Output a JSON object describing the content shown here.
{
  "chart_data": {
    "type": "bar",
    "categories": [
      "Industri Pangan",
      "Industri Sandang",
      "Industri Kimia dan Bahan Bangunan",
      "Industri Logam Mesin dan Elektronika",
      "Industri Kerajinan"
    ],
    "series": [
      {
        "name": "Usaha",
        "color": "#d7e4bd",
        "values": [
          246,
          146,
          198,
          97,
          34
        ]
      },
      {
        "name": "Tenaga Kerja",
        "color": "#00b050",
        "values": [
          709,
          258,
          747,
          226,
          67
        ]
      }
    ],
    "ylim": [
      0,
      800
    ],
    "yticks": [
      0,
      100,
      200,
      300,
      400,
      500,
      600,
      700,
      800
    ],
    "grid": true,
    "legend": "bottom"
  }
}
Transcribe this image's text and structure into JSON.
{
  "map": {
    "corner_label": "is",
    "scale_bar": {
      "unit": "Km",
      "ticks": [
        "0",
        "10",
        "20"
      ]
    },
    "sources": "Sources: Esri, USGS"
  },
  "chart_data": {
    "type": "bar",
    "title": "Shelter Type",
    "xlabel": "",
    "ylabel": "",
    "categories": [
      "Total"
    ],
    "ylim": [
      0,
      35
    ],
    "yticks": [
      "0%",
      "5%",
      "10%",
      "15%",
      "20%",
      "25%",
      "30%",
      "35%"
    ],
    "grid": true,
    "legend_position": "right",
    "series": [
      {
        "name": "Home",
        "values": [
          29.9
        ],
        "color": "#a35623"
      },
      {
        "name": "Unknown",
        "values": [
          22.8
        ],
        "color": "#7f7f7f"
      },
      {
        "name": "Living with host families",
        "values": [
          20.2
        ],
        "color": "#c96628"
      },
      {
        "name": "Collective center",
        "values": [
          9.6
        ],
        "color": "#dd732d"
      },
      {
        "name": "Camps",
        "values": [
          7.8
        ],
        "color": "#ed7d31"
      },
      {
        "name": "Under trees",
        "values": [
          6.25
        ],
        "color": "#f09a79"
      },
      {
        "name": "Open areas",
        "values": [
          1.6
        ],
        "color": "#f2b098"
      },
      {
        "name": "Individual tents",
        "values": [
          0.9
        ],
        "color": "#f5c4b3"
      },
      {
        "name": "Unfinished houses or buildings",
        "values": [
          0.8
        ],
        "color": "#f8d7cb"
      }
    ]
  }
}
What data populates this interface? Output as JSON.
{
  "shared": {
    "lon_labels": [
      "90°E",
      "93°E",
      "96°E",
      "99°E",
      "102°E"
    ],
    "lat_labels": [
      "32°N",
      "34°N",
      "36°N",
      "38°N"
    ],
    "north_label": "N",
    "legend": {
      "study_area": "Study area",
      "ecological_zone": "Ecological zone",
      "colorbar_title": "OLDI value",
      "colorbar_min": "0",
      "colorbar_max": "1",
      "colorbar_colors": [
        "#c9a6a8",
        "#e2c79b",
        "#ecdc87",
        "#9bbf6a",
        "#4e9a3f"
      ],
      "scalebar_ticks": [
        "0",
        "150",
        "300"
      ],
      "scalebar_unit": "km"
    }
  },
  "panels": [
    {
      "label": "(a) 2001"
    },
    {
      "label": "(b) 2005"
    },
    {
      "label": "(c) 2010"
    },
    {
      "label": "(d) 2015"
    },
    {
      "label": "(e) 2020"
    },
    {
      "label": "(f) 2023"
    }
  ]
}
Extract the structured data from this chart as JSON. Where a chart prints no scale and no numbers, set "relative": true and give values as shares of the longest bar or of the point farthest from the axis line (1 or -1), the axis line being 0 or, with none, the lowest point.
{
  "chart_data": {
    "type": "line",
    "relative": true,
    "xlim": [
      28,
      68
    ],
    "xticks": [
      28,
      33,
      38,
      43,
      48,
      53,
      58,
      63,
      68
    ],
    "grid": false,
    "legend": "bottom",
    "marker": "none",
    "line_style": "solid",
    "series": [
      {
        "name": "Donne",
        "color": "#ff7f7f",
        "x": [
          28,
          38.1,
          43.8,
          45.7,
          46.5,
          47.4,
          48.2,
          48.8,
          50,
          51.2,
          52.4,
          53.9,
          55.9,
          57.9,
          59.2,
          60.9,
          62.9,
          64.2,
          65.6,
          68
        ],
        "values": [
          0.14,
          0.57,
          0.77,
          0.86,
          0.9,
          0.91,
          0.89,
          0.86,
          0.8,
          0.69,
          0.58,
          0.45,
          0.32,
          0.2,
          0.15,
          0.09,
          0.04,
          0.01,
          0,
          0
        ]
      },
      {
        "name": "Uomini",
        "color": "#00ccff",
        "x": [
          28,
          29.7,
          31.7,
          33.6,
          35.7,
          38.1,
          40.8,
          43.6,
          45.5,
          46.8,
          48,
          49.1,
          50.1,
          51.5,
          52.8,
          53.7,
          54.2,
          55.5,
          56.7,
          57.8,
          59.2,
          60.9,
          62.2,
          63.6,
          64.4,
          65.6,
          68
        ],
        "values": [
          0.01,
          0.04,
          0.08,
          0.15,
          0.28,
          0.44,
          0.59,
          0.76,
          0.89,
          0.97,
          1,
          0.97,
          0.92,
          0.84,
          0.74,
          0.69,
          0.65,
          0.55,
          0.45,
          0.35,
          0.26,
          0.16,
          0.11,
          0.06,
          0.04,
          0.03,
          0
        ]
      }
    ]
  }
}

WORK REQUIRED
Report all lines of the material that contain the word "true".

OUTPUT OF THE TASK
    "grid": true,
    "grid": true,
Extract the structured data from this chart as JSON. Where a chart prints no scale and no numbers, set "relative": true and give values as shares of the longest bar or of the point farthest from the axis line (1 or -1), the axis line being 0 or, with none, the lowest point.
    "relative": true,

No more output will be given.